### Task input
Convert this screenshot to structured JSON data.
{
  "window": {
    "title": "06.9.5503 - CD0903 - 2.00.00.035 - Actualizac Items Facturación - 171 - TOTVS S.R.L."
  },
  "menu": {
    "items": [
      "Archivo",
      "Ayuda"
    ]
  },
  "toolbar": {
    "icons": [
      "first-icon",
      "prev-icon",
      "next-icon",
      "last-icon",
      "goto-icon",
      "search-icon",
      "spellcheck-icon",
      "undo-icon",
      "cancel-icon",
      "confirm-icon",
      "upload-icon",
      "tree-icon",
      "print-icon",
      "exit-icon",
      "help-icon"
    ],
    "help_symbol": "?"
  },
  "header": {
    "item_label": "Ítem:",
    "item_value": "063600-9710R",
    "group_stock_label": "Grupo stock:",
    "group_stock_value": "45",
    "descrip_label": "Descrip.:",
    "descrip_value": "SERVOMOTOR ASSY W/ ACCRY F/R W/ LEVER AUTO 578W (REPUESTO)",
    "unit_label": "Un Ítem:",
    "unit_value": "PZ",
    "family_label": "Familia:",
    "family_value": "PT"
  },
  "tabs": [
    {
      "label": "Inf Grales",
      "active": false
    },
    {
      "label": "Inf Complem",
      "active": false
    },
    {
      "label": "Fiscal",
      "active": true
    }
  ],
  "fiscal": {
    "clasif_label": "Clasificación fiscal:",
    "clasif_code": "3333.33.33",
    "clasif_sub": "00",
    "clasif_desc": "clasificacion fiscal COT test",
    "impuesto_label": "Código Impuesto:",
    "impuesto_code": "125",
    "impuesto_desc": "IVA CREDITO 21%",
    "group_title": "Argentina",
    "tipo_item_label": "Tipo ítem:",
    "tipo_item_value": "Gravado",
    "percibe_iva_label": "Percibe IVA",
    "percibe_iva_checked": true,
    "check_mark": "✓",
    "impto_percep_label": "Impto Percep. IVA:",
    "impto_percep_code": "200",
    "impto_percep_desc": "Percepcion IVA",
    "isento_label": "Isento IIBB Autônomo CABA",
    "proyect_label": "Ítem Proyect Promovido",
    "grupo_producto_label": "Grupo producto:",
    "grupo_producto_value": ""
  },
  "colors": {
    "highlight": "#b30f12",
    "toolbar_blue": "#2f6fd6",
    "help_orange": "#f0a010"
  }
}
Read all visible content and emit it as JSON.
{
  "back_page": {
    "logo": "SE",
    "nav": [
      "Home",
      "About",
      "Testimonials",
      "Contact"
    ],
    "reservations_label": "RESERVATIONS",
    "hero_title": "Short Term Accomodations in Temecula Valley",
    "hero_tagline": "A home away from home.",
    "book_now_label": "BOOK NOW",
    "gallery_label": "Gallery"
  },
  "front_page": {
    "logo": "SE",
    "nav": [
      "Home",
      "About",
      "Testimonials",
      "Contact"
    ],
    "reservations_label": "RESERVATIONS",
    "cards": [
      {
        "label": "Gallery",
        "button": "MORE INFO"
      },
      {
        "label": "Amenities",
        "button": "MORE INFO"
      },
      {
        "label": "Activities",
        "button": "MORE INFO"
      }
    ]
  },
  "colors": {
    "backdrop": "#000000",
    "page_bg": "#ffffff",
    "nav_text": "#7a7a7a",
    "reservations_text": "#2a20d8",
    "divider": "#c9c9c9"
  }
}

### Your goal
Transcribe the full listing above without leaving anything out.

### The completed task
Convert this screenshot to structured JSON data.
{
  "window": {
    "title": "06.9.5503 - CD0903 - 2.00.00.035 - Actualizac Items Facturación - 171 - TOTVS S.R.L."
  },
  "menu": {
    "items": [
      "Archivo",
      "Ayuda"
    ]
  },
  "toolbar": {
    "icons": [
      "first-icon",
      "prev-icon",
      "next-icon",
      "last-icon",
      "goto-icon",
      "search-icon",
      "spellcheck-icon",
      "undo-icon",
      "cancel-icon",
      "confirm-icon",
      "upload-icon",
      "tree-icon",
      "print-icon",
      "exit-icon",
      "help-icon"
    ],
    "help_symbol": "?"
  },
  "header": {
    "item_label": "Ítem:",
    "item_value": "063600-9710R",
    "group_stock_label": "Grupo stock:",
    "group_stock_value": "45",
    "descrip_label": "Descrip.:",
    "descrip_value": "SERVOMOTOR ASSY W/ ACCRY F/R W/ LEVER AUTO 578W (REPUESTO)",
    "unit_label": "Un Ítem:",
    "unit_value": "PZ",
    "family_label": "Familia:",
    "family_value": "PT"
  },
  "tabs": [
    {
      "label": "Inf Grales",
      "active": false
    },
    {
      "label": "Inf Complem",
      "active": false
    },
    {
      "label": "Fiscal",
      "active": true
    }
  ],
  "fiscal": {
    "clasif_label": "Clasificación fiscal:",
    "clasif_code": "3333.33.33",
    "clasif_sub": "00",
    "clasif_desc": "clasificacion fiscal COT test",
    "impuesto_label": "Código Impuesto:",
    "impuesto_code": "125",
    "impuesto_desc": "IVA CREDITO 21%",
    "group_title": "Argentina",
    "tipo_item_label": "Tipo ítem:",
    "tipo_item_value": "Gravado",
    "percibe_iva_label": "Percibe IVA",
    "percibe_iva_checked": true,
    "check_mark": "✓",
    "impto_percep_label": "Impto Percep. IVA:",
    "impto_percep_code": "200",
    "impto_percep_desc": "Percepcion IVA",
    "isento_label": "Isento IIBB Autônomo CABA",
    "proyect_label": "Ítem Proyect Promovido",
    "grupo_producto_label": "Grupo producto:",
    "grupo_producto_value": ""
  },
  "colors": {
    "highlight": "#b30f12",
    "toolbar_blue": "#2f6fd6",
    "help_orange": "#f0a010"
  }
}
Read all visible content and emit it as JSON.
{
  "back_page": {
    "logo": "SE",
    "nav": [
      "Home",
      "About",
      "Testimonials",
      "Contact"
    ],
    "reservations_label": "RESERVATIONS",
    "hero_title": "Short Term Accomodations in Temecula Valley",
    "hero_tagline": "A home away from home.",
    "book_now_label": "BOOK NOW",
    "gallery_label": "Gallery"
  },
  "front_page": {
    "logo": "SE",
    "nav": [
      "Home",
      "About",
      "Testimonials",
      "Contact"
    ],
    "reservations_label": "RESERVATIONS",
    "cards": [
      {
        "label": "Gallery",
        "button": "MORE INFO"
      },
      {
        "label": "Amenities",
        "button": "MORE INFO"
      },
      {
        "label": "Activities",
        "button": "MORE INFO"
      }
    ]
  },
  "colors": {
    "backdrop": "#000000",
    "page_bg": "#ffffff",
    "nav_text": "#7a7a7a",
    "reservations_text": "#2a20d8",
    "divider": "#c9c9c9"
  }
}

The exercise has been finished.